--- start ---
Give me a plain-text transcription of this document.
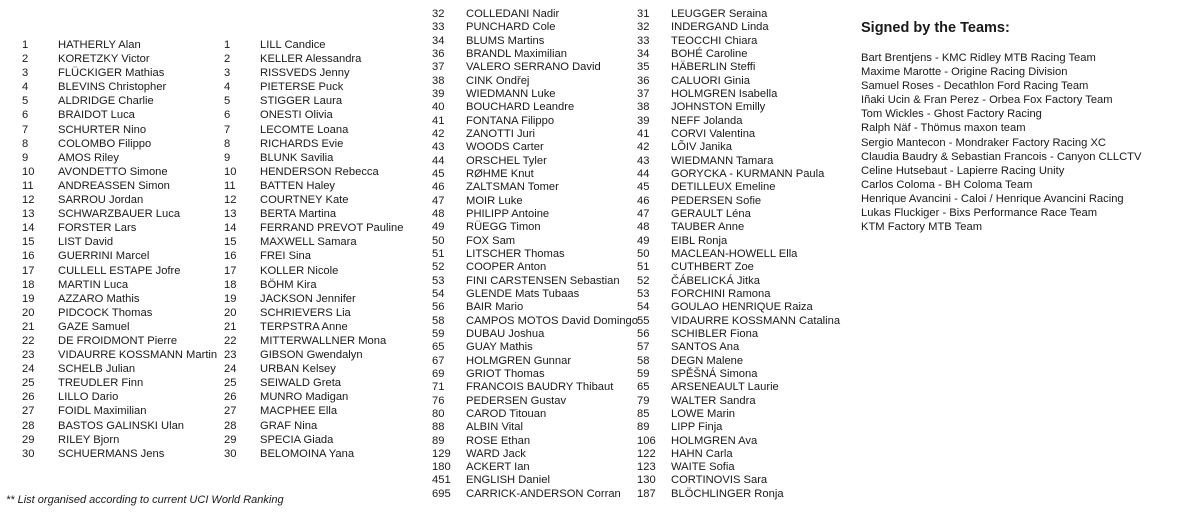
1	HATHERLY Alan
2	KORETZKY Victor
3	FLÜCKIGER Mathias
4	BLEVINS Christopher
5	ALDRIDGE Charlie
6	BRAIDOT Luca
7	SCHURTER Nino
8	COLOMBO Filippo
9	AMOS Riley
10	AVONDETTO Simone
11	ANDREASSEN Simon
12	SARROU Jordan
13	SCHWARZBAUER Luca
14	FORSTER Lars
15	LIST David
16	GUERRINI Marcel
17	CULLELL ESTAPE Jofre
18	MARTIN Luca
19	AZZARO Mathis
20	PIDCOCK Thomas
21	GAZE Samuel
22	DE FROIDMONT Pierre
23	VIDAURRE KOSSMANN Martin
24	SCHELB Julian
25	TREUDLER Finn
26	LILLO Dario
27	FOIDL Maximilian
28	BASTOS GALINSKI Ulan
29	RILEY Bjorn
30	SCHUERMANS Jens
1	LILL Candice
2	KELLER Alessandra
3	RISSVEDS Jenny
4	PIETERSE Puck
5	STIGGER Laura
6	ONESTI Olivia
7	LECOMTE Loana
8	RICHARDS Evie
9	BLUNK Savilia
10	HENDERSON Rebecca
11	BATTEN Haley
12	COURTNEY Kate
13	BERTA Martina
14	FERRAND PREVOT Pauline
15	MAXWELL Samara
16	FREI Sina
17	KOLLER Nicole
18	BÖHM Kira
19	JACKSON Jennifer
20	SCHRIEVERS Lia
21	TERPSTRA Anne
22	MITTERWALLNER Mona
23	GIBSON Gwendalyn
24	URBAN Kelsey
25	SEIWALD Greta
26	MUNRO Madigan
27	MACPHEE Ella
28	GRAF Nina
29	SPECIA Giada
30	BELOMOINA Yana
32	COLLEDANI Nadir
33	PUNCHARD Cole
34	BLUMS Martins
36	BRANDL Maximilian
37	VALERO SERRANO David
38	CINK Ondřej
39	WIEDMANN Luke
40	BOUCHARD Leandre
41	FONTANA Filippo
42	ZANOTTI Juri
43	WOODS Carter
44	ORSCHEL Tyler
45	RØHME Knut
46	ZALTSMAN Tomer
47	MOIR Luke
48	PHILIPP Antoine
49	RÜEGG Timon
50	FOX Sam
51	LITSCHER Thomas
52	COOPER Anton
53	FINI CARSTENSEN Sebastian
54	GLENDE Mats Tubaas
56	BAIR Mario
58	CAMPOS MOTOS David Domingo
59	DUBAU Joshua
65	GUAY Mathis
67	HOLMGREN Gunnar
69	GRIOT Thomas
71	FRANCOIS BAUDRY Thibaut
76	PEDERSEN Gustav
80	CAROD Titouan
88	ALBIN Vital
89	ROSE Ethan
129	WARD Jack
180	ACKERT Ian
451	ENGLISH Daniel
695	CARRICK-ANDERSON Corran
31	LEUGGER Seraina
32	INDERGAND Linda
33	TEOCCHI Chiara
34	BOHÉ Caroline
35	HÄBERLIN Steffi
36	CALUORI Ginia
37	HOLMGREN Isabella
38	JOHNSTON Emilly
39	NEFF Jolanda
41	CORVI Valentina
42	LÕIV Janika
43	WIEDMANN Tamara
44	GORYCKA - KURMANN Paula
45	DETILLEUX Emeline
46	PEDERSEN Sofie
47	GERAULT Léna
48	TAUBER Anne
49	EIBL Ronja
50	MACLEAN-HOWELL Ella
51	CUTHBERT Zoe
52	ČÁBELICKÁ Jitka
53	FORCHINI Ramona
54	GOULAO HENRIQUE Raiza
55	VIDAURRE KOSSMANN Catalina
56	SCHIBLER Fiona
57	SANTOS Ana
58	DEGN Malene
59	SPĚŠNÁ Simona
65	ARSENEAULT Laurie
79	WALTER Sandra
85	LOWE Marin
89	LIPP Finja
106	HOLMGREN Ava
122	HAHN Carla
123	WAITE Sofia
130	CORTINOVIS Sara
187	BLÖCHLINGER Ronja
Signed by the Teams:
Bart Brentjens - KMC Ridley MTB Racing Team
Maxime Marotte - Origine Racing Division
Samuel Roses - Decathlon Ford Racing Team
Iñaki Ucin & Fran Perez - Orbea Fox Factory Team
Tom Wickles - Ghost Factory Racing
Ralph Näf - Thömus maxon team
Sergio Mantecon - Mondraker Factory Racing XC
Claudia Baudry & Sebastian Francois - Canyon CLLCTV
Celine Hutsebaut - Lapierre Racing Unity
Carlos Coloma - BH Coloma Team
Henrique Avancini - Caloi / Henrique Avancini Racing
Lukas Fluckiger - Bixs Performance Race Team
KTM Factory MTB Team
** List organised according to current UCI World Ranking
--- end ---
## TASK DESCRIPTION
Produce an exact copy of each line of data, skipping embedded images.

## WRITTEN RESPONSE
Give me a plain-text transcription of this document.
1	HATHERLY Alan
2	KORETZKY Victor
3	FLÜCKIGER Mathias
4	BLEVINS Christopher
5	ALDRIDGE Charlie
6	BRAIDOT Luca
7	SCHURTER Nino
8	COLOMBO Filippo
9	AMOS Riley
10	AVONDETTO Simone
11	ANDREASSEN Simon
12	SARROU Jordan
13	SCHWARZBAUER Luca
14	FORSTER Lars
15	LIST David
16	GUERRINI Marcel
17	CULLELL ESTAPE Jofre
18	MARTIN Luca
19	AZZARO Mathis
20	PIDCOCK Thomas
21	GAZE Samuel
22	DE FROIDMONT Pierre
23	VIDAURRE KOSSMANN Martin
24	SCHELB Julian
25	TREUDLER Finn
26	LILLO Dario
27	FOIDL Maximilian
28	BASTOS GALINSKI Ulan
29	RILEY Bjorn
30	SCHUERMANS Jens
1	LILL Candice
2	KELLER Alessandra
3	RISSVEDS Jenny
4	PIETERSE Puck
5	STIGGER Laura
6	ONESTI Olivia
7	LECOMTE Loana
8	RICHARDS Evie
9	BLUNK Savilia
10	HENDERSON Rebecca
11	BATTEN Haley
12	COURTNEY Kate
13	BERTA Martina
14	FERRAND PREVOT Pauline
15	MAXWELL Samara
16	FREI Sina
17	KOLLER Nicole
18	BÖHM Kira
19	JACKSON Jennifer
20	SCHRIEVERS Lia
21	TERPSTRA Anne
22	MITTERWALLNER Mona
23	GIBSON Gwendalyn
24	URBAN Kelsey
25	SEIWALD Greta
26	MUNRO Madigan
27	MACPHEE Ella
28	GRAF Nina
29	SPECIA Giada
30	BELOMOINA Yana
32	COLLEDANI Nadir
33	PUNCHARD Cole
34	BLUMS Martins
36	BRANDL Maximilian
37	VALERO SERRANO David
38	CINK Ondřej
39	WIEDMANN Luke
40	BOUCHARD Leandre
41	FONTANA Filippo
42	ZANOTTI Juri
43	WOODS Carter
44	ORSCHEL Tyler
45	RØHME Knut
46	ZALTSMAN Tomer
47	MOIR Luke
48	PHILIPP Antoine
49	RÜEGG Timon
50	FOX Sam
51	LITSCHER Thomas
52	COOPER Anton
53	FINI CARSTENSEN Sebastian
54	GLENDE Mats Tubaas
56	BAIR Mario
58	CAMPOS MOTOS David Domingo
59	DUBAU Joshua
65	GUAY Mathis
67	HOLMGREN Gunnar
69	GRIOT Thomas
71	FRANCOIS BAUDRY Thibaut
76	PEDERSEN Gustav
80	CAROD Titouan
88	ALBIN Vital
89	ROSE Ethan
129	WARD Jack
180	ACKERT Ian
451	ENGLISH Daniel
695	CARRICK-ANDERSON Corran
31	LEUGGER Seraina
32	INDERGAND Linda
33	TEOCCHI Chiara
34	BOHÉ Caroline
35	HÄBERLIN Steffi
36	CALUORI Ginia
37	HOLMGREN Isabella
38	JOHNSTON Emilly
39	NEFF Jolanda
41	CORVI Valentina
42	LÕIV Janika
43	WIEDMANN Tamara
44	GORYCKA - KURMANN Paula
45	DETILLEUX Emeline
46	PEDERSEN Sofie
47	GERAULT Léna
48	TAUBER Anne
49	EIBL Ronja
50	MACLEAN-HOWELL Ella
51	CUTHBERT Zoe
52	ČÁBELICKÁ Jitka
53	FORCHINI Ramona
54	GOULAO HENRIQUE Raiza
55	VIDAURRE KOSSMANN Catalina
56	SCHIBLER Fiona
57	SANTOS Ana
58	DEGN Malene
59	SPĚŠNÁ Simona
65	ARSENEAULT Laurie
79	WALTER Sandra
85	LOWE Marin
89	LIPP Finja
106	HOLMGREN Ava
122	HAHN Carla
123	WAITE Sofia
130	CORTINOVIS Sara
187	BLÖCHLINGER Ronja
Signed by the Teams:
Bart Brentjens - KMC Ridley MTB Racing Team
Maxime Marotte - Origine Racing Division
Samuel Roses - Decathlon Ford Racing Team
Iñaki Ucin & Fran Perez - Orbea Fox Factory Team
Tom Wickles - Ghost Factory Racing
Ralph Näf - Thömus maxon team
Sergio Mantecon - Mondraker Factory Racing XC
Claudia Baudry & Sebastian Francois - Canyon CLLCTV
Celine Hutsebaut - Lapierre Racing Unity
Carlos Coloma - BH Coloma Team
Henrique Avancini - Caloi / Henrique Avancini Racing
Lukas Fluckiger - Bixs Performance Race Team
KTM Factory MTB Team
** List organised according to current UCI World Ranking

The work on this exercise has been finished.